* [HOW TO COMPLETE THIS TASK]
Determine how many lines of the records include "fixed", and answer with the number alone.
++++++
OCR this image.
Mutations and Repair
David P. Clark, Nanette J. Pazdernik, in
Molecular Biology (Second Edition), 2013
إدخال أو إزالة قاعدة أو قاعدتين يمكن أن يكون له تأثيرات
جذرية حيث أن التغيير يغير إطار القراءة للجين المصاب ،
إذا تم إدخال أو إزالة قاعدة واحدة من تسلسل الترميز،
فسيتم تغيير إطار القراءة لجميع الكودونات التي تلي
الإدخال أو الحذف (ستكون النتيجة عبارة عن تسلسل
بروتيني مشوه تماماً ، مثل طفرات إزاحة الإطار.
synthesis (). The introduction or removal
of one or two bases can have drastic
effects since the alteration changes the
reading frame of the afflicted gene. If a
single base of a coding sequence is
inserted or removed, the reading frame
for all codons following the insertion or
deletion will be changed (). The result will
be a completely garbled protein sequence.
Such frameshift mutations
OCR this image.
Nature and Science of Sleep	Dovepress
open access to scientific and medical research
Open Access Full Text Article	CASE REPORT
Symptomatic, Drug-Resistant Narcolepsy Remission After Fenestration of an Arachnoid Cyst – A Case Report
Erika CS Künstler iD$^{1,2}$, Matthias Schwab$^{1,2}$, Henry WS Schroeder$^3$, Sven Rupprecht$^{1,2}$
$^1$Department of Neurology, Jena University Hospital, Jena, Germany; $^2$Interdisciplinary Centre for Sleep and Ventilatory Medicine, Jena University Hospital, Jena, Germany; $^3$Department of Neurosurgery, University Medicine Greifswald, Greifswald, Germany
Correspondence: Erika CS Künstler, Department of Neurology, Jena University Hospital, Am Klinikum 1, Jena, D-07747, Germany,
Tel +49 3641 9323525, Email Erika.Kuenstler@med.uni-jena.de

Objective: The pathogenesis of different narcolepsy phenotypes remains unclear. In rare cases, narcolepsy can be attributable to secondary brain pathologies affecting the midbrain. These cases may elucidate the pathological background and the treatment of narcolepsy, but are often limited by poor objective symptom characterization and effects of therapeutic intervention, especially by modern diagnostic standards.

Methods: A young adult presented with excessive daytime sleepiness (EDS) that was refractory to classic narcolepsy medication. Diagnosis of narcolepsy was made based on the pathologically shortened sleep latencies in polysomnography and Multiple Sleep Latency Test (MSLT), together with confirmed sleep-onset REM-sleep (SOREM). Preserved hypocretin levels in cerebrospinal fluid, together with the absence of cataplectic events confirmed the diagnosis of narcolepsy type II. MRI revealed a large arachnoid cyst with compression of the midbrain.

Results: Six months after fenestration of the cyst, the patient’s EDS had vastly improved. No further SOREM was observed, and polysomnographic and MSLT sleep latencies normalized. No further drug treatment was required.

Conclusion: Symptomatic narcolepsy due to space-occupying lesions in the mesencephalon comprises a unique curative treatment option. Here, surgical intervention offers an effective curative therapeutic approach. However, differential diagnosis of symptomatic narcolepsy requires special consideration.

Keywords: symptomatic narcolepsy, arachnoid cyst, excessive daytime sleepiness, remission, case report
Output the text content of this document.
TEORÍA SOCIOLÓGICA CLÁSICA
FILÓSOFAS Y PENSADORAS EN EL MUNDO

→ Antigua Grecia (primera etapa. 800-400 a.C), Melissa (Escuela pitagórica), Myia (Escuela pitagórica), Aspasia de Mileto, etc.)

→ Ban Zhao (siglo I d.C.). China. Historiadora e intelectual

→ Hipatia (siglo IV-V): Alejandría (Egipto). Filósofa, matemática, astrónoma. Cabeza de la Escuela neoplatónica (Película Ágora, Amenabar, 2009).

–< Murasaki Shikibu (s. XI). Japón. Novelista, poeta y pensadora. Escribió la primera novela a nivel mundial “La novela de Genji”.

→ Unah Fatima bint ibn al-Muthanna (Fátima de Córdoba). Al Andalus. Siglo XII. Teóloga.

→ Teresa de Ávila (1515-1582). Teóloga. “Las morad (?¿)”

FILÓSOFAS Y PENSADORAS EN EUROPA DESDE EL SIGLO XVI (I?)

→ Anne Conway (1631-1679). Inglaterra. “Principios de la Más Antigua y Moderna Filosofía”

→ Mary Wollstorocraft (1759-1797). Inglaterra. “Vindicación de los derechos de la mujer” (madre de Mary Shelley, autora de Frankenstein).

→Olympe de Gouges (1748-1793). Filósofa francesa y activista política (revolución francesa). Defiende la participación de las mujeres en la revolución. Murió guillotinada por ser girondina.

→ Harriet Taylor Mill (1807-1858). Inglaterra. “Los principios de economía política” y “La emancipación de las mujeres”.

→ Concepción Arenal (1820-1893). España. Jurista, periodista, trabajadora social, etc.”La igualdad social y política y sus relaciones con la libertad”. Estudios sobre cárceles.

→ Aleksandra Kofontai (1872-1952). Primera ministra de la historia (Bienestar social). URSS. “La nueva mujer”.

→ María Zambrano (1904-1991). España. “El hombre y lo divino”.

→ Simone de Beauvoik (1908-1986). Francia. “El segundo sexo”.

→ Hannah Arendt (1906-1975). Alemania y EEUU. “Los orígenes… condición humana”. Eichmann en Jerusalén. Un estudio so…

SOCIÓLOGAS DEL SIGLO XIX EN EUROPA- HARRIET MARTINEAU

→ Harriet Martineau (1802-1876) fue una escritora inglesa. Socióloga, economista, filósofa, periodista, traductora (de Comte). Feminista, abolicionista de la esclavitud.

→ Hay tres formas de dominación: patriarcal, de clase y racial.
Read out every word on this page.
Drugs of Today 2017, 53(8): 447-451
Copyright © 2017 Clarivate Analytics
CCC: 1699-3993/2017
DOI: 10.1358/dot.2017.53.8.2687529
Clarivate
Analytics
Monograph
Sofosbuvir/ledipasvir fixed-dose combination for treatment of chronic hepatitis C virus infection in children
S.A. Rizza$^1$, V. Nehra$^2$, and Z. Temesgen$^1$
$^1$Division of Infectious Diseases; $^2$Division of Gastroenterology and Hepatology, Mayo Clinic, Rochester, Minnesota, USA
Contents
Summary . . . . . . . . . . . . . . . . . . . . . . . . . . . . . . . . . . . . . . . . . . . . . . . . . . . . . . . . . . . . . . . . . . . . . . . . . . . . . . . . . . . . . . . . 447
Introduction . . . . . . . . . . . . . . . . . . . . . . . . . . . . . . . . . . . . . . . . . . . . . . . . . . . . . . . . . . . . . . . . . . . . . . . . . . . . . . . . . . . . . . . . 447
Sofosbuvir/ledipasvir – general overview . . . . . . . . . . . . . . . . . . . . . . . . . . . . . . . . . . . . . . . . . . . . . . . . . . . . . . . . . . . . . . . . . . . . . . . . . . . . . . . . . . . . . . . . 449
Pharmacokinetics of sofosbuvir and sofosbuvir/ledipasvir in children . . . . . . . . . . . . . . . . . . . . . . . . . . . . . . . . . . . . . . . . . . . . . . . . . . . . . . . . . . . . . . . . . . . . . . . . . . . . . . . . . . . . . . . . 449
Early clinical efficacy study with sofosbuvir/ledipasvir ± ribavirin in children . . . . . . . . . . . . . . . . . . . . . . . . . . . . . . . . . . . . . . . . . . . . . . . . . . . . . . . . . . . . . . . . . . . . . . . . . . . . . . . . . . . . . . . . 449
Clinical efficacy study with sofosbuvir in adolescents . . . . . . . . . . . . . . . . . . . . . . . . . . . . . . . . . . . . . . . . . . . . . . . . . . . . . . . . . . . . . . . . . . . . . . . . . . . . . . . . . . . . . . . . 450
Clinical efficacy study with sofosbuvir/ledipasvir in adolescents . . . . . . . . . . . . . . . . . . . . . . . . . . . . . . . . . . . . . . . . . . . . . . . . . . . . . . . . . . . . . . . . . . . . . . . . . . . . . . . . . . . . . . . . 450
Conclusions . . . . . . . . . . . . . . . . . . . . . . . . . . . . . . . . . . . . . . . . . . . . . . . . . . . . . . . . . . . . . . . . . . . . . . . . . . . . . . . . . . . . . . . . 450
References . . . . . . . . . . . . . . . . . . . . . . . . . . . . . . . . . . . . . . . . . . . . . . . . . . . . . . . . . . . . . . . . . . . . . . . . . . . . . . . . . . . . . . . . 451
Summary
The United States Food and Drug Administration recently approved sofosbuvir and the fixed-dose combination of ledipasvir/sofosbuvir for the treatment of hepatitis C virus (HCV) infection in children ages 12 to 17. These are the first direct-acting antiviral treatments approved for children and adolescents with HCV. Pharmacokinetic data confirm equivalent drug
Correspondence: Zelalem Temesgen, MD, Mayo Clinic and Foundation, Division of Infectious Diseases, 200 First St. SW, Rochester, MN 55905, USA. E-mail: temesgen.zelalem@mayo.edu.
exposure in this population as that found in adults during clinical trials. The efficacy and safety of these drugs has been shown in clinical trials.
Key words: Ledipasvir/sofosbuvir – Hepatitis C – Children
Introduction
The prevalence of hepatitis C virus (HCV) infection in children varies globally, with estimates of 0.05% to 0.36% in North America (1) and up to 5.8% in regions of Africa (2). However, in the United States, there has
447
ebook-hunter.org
++++++
* [REPLY]
2